**TASK STATEMENT**
In the material below, find each line holding the string "xlabel" and copy it.

— BEGIN LISTING —

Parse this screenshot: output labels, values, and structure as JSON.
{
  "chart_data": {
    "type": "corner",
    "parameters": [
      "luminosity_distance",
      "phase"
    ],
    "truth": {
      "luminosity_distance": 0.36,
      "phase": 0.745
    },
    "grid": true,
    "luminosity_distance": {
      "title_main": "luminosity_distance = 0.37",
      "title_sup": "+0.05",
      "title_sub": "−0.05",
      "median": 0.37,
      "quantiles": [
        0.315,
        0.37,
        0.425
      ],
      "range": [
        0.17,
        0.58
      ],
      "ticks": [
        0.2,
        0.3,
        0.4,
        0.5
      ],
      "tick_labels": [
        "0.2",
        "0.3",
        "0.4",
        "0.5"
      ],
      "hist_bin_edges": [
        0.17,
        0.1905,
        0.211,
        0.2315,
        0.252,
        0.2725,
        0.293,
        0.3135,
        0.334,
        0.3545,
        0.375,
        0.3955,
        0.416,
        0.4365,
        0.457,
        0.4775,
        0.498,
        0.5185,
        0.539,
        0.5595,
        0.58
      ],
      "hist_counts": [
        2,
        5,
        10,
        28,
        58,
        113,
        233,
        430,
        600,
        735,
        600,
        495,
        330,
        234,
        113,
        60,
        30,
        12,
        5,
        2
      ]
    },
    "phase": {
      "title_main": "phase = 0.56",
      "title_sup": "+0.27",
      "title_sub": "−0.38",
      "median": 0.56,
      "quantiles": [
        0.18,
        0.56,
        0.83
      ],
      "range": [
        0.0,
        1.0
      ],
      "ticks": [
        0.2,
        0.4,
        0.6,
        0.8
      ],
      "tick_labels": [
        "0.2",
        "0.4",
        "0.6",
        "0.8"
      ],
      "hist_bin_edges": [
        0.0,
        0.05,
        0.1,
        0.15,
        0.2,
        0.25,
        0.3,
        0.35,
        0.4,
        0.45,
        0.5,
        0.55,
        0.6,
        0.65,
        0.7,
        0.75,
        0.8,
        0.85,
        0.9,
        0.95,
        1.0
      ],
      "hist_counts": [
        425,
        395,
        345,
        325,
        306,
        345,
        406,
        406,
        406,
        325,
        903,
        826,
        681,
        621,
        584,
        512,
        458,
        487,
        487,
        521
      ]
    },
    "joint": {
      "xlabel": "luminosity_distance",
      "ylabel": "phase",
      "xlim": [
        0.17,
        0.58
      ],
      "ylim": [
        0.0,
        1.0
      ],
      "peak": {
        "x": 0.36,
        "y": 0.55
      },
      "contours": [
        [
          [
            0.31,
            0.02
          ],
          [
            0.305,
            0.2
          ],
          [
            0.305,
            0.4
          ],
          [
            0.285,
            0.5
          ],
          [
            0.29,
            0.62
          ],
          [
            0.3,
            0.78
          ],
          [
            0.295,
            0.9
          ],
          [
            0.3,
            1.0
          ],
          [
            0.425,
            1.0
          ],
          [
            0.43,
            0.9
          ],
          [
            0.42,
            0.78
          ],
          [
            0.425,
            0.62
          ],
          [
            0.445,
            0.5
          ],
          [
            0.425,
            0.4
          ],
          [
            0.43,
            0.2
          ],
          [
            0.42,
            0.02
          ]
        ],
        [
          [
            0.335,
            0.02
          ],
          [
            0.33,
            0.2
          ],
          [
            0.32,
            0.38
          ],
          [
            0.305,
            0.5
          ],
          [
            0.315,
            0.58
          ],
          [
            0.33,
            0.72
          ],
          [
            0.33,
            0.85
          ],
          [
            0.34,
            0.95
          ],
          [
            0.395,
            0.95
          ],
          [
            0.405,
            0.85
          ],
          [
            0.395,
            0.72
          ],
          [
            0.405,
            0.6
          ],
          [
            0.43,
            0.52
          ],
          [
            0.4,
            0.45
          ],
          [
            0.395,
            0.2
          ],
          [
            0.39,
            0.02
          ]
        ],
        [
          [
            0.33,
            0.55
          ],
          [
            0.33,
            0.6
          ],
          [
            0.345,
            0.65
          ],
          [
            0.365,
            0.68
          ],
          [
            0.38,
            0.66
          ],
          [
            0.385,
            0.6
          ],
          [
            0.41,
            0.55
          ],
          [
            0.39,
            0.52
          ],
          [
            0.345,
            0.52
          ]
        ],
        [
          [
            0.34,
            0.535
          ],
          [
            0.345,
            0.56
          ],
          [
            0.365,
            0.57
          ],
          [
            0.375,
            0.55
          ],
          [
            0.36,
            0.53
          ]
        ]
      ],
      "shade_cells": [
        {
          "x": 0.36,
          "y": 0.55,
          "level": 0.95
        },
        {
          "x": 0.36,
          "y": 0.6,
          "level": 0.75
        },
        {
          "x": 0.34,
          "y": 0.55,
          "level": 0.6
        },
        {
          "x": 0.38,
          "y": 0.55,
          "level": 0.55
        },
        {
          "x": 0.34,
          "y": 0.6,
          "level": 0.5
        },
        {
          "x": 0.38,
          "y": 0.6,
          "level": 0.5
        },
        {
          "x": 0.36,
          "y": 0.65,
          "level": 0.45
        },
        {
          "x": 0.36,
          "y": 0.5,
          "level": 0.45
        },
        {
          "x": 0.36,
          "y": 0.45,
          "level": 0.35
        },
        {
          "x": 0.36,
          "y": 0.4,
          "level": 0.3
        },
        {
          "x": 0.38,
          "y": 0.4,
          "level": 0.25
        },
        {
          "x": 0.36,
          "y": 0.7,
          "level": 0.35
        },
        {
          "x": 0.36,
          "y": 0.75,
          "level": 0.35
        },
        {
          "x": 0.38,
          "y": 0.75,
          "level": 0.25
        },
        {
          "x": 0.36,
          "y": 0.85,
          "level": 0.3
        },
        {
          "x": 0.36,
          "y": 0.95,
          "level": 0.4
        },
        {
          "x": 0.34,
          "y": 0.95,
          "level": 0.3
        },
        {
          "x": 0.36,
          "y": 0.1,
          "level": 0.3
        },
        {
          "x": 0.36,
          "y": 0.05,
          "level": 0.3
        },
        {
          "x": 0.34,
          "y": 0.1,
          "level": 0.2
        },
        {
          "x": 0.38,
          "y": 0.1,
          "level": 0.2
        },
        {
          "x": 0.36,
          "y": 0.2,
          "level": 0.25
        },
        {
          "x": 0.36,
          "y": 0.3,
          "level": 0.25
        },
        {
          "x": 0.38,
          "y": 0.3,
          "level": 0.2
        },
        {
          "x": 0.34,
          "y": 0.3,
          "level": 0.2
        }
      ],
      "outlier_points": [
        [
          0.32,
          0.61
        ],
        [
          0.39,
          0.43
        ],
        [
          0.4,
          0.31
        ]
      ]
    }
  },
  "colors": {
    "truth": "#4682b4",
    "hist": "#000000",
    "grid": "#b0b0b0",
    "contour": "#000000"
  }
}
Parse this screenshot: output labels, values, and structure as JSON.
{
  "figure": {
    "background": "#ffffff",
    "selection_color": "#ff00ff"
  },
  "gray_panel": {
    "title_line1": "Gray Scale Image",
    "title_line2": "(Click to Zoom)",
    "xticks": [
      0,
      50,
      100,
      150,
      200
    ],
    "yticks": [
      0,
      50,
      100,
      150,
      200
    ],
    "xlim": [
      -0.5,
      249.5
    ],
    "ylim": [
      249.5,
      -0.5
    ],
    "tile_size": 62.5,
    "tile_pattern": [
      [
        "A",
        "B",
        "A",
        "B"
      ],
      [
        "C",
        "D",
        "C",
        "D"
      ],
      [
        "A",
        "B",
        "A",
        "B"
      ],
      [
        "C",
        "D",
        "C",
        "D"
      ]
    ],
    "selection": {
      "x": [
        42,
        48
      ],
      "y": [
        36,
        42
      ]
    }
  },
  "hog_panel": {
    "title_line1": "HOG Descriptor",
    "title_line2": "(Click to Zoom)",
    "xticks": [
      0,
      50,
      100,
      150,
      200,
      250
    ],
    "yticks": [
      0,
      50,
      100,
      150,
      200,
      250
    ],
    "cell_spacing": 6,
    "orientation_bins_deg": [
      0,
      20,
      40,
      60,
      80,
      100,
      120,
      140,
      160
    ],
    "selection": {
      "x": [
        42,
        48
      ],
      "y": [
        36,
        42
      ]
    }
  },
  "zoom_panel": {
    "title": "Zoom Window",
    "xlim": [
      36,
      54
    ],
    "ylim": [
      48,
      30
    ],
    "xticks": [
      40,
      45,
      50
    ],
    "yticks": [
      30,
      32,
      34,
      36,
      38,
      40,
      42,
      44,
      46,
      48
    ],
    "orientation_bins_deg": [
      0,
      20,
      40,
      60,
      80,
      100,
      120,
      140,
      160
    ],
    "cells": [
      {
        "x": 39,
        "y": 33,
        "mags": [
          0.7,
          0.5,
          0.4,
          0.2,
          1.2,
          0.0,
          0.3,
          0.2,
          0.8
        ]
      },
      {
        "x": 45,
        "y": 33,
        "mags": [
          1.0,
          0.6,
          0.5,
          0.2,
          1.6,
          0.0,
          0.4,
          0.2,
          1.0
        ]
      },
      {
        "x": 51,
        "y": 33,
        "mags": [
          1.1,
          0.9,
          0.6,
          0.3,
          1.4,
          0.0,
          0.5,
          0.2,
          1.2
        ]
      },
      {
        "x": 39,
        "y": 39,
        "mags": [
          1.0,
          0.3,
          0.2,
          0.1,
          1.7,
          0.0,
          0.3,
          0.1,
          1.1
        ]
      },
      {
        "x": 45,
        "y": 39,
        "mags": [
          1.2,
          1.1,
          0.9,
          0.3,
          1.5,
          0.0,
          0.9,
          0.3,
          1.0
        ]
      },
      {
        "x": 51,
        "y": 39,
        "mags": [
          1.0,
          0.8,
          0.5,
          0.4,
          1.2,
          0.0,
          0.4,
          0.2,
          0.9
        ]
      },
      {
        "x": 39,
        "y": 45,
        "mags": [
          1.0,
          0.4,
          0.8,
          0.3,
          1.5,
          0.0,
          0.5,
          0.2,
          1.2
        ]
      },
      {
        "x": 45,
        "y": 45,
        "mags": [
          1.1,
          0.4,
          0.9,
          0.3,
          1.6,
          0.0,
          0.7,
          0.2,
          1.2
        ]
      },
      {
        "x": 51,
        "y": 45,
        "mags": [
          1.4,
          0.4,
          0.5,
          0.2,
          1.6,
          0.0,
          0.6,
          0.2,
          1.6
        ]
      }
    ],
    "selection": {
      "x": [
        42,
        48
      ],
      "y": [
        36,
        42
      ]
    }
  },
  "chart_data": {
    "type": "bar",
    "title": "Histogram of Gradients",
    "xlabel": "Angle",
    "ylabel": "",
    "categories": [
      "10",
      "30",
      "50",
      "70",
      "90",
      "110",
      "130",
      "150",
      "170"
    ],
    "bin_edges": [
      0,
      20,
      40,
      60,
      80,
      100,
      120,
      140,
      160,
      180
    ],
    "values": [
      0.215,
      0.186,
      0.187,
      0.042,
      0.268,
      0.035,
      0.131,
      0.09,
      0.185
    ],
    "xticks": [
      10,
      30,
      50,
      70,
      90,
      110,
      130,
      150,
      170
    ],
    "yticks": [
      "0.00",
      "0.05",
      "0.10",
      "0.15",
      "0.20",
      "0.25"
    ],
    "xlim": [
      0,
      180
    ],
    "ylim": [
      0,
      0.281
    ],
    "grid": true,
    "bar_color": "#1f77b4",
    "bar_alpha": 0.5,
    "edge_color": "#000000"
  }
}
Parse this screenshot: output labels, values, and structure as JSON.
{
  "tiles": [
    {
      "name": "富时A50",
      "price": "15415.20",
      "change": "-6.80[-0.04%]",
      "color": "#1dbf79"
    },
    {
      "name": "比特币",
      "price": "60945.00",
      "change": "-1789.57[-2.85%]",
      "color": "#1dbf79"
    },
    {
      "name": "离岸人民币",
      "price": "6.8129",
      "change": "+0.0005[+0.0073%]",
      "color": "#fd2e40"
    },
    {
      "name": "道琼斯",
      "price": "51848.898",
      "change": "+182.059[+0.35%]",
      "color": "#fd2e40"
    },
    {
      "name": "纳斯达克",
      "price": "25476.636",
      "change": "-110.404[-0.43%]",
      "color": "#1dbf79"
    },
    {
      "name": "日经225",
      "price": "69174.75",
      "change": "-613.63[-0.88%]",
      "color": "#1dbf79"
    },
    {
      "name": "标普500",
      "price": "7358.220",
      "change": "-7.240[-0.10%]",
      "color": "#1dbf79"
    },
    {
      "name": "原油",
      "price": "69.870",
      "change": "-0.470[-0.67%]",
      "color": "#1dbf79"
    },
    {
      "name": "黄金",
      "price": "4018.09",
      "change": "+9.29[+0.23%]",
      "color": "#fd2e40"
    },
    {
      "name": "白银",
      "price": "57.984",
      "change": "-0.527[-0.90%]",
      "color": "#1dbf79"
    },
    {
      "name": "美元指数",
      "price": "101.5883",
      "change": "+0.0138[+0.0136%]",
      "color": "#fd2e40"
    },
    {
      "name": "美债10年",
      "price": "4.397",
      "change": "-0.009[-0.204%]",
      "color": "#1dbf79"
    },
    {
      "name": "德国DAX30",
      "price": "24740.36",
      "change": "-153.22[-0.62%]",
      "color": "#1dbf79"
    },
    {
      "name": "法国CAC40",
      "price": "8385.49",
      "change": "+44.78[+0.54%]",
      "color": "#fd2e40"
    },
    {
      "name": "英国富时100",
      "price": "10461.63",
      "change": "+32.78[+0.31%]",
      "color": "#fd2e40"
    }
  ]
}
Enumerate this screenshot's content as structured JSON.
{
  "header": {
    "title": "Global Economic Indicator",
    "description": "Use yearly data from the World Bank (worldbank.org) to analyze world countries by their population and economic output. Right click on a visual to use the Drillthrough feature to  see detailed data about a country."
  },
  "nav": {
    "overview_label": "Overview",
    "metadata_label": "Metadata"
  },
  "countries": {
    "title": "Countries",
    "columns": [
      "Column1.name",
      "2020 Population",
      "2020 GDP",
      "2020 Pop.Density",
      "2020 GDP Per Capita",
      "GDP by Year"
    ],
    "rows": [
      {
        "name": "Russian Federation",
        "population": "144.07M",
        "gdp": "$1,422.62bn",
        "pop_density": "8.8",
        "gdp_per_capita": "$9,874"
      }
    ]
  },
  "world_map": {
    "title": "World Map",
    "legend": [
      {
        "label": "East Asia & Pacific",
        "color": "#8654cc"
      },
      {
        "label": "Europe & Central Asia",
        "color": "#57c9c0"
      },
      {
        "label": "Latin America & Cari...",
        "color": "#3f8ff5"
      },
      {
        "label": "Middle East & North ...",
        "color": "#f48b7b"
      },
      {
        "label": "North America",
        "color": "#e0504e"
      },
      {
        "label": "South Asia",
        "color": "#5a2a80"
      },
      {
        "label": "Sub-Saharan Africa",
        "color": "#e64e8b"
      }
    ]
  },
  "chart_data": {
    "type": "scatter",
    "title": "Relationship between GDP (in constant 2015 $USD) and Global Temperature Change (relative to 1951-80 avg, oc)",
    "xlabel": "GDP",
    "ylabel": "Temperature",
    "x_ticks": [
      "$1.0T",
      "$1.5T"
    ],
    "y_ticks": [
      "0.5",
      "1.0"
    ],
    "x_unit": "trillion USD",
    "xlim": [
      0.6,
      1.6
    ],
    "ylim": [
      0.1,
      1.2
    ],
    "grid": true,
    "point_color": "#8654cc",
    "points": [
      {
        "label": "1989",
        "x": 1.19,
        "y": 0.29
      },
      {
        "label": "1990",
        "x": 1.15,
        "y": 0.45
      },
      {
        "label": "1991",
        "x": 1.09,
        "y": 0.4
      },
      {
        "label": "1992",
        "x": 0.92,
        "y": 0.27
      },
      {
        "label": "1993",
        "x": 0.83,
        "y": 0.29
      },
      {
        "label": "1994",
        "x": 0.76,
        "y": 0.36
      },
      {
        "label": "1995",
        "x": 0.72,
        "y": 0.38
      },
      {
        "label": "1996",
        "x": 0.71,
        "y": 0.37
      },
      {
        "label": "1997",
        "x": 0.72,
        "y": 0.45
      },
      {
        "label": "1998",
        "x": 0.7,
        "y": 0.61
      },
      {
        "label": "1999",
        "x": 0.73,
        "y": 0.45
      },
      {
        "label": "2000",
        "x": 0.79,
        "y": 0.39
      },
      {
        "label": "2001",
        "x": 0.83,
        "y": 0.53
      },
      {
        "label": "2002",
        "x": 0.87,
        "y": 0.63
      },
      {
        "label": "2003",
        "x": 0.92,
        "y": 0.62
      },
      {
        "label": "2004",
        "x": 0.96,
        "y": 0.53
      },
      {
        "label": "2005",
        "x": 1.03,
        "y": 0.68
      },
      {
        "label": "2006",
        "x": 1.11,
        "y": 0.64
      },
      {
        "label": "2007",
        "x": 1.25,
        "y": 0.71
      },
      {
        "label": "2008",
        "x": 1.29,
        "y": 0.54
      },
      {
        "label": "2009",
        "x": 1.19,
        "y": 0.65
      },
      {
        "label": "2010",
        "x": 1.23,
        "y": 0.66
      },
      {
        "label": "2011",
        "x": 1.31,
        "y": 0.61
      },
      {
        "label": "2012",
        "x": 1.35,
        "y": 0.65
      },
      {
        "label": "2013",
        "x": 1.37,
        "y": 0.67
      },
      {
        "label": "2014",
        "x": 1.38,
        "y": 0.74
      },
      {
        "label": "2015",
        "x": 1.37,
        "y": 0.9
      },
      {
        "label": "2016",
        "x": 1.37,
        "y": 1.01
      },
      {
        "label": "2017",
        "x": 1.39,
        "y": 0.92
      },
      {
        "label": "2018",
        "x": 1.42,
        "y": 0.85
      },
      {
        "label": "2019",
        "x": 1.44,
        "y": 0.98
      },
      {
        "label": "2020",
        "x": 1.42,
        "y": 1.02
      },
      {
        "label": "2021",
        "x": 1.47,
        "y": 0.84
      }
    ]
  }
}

— END LISTING —

**SOLUTION TO THIS PROBLEM**
      "xlabel": "luminosity_distance",
    "xlabel": "Angle",
    "xlabel": "GDP",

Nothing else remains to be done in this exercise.